## EXTRACTED DATA
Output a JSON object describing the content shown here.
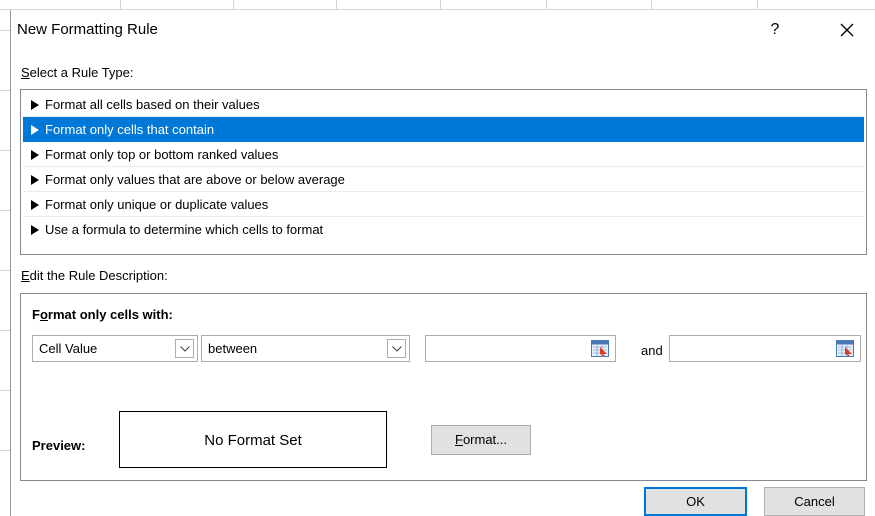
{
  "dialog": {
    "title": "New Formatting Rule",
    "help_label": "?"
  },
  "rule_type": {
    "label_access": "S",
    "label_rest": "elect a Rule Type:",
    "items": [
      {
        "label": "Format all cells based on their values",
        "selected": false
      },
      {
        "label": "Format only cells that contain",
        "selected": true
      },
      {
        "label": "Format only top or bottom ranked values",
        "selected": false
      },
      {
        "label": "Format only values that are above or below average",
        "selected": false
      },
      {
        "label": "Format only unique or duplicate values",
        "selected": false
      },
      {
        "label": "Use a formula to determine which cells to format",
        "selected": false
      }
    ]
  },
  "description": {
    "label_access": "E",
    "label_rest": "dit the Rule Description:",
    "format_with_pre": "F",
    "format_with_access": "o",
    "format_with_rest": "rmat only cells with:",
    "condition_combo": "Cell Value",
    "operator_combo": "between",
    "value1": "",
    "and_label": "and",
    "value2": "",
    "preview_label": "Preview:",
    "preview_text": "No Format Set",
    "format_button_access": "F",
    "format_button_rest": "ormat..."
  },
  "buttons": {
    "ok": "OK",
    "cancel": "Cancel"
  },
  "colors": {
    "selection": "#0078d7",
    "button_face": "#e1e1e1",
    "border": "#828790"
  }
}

* * *

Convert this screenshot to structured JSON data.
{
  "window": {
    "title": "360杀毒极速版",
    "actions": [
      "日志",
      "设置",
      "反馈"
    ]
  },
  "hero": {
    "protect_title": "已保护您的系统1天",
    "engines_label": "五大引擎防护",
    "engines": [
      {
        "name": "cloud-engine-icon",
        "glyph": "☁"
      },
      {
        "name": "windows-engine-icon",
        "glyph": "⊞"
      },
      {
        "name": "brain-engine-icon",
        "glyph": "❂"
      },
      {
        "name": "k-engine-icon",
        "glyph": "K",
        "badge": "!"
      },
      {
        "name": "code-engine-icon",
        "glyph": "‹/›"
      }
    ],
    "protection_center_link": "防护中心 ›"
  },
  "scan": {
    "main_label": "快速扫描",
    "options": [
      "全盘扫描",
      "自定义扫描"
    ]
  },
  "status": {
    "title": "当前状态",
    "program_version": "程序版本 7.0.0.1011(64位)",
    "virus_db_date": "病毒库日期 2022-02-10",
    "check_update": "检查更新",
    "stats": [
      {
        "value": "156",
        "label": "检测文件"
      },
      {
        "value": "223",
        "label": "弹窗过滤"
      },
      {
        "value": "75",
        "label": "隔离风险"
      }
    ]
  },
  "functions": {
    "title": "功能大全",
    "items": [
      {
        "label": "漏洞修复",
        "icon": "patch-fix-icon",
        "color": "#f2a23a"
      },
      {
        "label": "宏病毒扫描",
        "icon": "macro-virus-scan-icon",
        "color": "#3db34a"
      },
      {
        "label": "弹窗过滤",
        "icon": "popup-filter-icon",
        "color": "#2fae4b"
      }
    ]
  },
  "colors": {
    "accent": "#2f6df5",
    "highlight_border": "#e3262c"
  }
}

## WHAT YOU NEED TO DO
Note how many lines above hold "icon" and give that figure alone.

## SOLUTION
8